### Written task
Extract the complete data exactly as given.

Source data
——

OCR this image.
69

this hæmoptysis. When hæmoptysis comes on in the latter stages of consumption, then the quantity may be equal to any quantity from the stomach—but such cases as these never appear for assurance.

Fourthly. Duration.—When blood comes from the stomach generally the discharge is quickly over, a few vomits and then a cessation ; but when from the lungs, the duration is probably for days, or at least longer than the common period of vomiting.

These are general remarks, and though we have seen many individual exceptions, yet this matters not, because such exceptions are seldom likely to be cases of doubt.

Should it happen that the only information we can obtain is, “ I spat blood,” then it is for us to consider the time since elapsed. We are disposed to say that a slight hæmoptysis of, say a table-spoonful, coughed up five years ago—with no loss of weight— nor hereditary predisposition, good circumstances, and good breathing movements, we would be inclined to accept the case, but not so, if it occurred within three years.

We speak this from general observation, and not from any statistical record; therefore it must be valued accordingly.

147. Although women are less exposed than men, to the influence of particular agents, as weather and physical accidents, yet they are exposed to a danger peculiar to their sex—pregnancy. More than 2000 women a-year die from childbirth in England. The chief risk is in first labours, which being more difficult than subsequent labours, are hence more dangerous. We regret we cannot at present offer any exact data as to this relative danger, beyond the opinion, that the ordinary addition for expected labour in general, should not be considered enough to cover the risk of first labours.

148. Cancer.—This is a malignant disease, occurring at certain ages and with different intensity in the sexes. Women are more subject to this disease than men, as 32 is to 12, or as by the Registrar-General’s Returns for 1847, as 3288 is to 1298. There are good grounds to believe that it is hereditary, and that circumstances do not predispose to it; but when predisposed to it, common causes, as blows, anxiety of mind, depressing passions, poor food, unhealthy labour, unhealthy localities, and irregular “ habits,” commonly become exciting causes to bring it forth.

——

### Result for this exercise
OCR this image.
69

this hæmoptysis. When hæmoptysis comes on in the latter stages of consumption, then the quantity may be equal to any quantity from the stomach—but such cases as these never appear for assurance.

Fourthly. Duration.—When blood comes from the stomach generally the discharge is quickly over, a few vomits and then a cessation ; but when from the lungs, the duration is probably for days, or at least longer than the common period of vomiting.

These are general remarks, and though we have seen many individual exceptions, yet this matters not, because such exceptions are seldom likely to be cases of doubt.

Should it happen that the only information we can obtain is, “ I spat blood,” then it is for us to consider the time since elapsed. We are disposed to say that a slight hæmoptysis of, say a table-spoonful, coughed up five years ago—with no loss of weight— nor hereditary predisposition, good circumstances, and good breathing movements, we would be inclined to accept the case, but not so, if it occurred within three years.

We speak this from general observation, and not from any statistical record; therefore it must be valued accordingly.

147. Although women are less exposed than men, to the influence of particular agents, as weather and physical accidents, yet they are exposed to a danger peculiar to their sex—pregnancy. More than 2000 women a-year die from childbirth in England. The chief risk is in first labours, which being more difficult than subsequent labours, are hence more dangerous. We regret we cannot at present offer any exact data as to this relative danger, beyond the opinion, that the ordinary addition for expected labour in general, should not be considered enough to cover the risk of first labours.

148. Cancer.—This is a malignant disease, occurring at certain ages and with different intensity in the sexes. Women are more subject to this disease than men, as 32 is to 12, or as by the Registrar-General’s Returns for 1847, as 3288 is to 1298. There are good grounds to believe that it is hereditary, and that circumstances do not predispose to it; but when predisposed to it, common causes, as blows, anxiety of mind, depressing passions, poor food, unhealthy labour, unhealthy localities, and irregular “ habits,” commonly become exciting causes to bring it forth.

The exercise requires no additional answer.